> _EXERCISE OBJECTIVE_
Using the listing below, select the lines with the word "level" and copy them.

> _RECORDS TO PROCESS_

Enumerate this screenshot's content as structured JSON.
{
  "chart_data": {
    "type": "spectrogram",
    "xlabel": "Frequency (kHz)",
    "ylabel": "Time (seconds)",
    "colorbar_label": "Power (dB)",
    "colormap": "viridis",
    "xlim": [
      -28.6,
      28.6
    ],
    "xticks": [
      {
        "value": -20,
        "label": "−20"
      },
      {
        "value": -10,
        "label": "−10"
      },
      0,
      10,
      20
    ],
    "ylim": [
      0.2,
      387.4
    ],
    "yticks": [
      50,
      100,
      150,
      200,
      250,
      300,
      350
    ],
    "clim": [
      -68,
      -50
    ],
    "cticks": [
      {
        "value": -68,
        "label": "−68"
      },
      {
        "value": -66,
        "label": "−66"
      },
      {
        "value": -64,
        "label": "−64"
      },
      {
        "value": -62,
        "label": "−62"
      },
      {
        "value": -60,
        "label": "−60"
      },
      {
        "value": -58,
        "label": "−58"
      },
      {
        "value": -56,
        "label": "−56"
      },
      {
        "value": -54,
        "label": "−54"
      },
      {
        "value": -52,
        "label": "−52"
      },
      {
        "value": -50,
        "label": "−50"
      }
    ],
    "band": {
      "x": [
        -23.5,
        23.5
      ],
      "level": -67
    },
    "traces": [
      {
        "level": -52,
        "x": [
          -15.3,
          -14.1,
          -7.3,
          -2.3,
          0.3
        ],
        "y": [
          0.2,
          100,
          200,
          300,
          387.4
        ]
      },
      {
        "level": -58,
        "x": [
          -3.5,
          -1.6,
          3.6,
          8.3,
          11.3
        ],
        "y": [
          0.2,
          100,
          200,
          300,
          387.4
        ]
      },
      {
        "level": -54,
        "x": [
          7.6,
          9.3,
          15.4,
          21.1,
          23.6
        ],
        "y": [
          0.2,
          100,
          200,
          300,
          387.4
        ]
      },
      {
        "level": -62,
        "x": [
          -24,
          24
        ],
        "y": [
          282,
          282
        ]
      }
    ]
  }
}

> _ANSWER BELOW_
      "level": -67
        "level": -52,
        "level": -58,
        "level": -54,
        "level": -62,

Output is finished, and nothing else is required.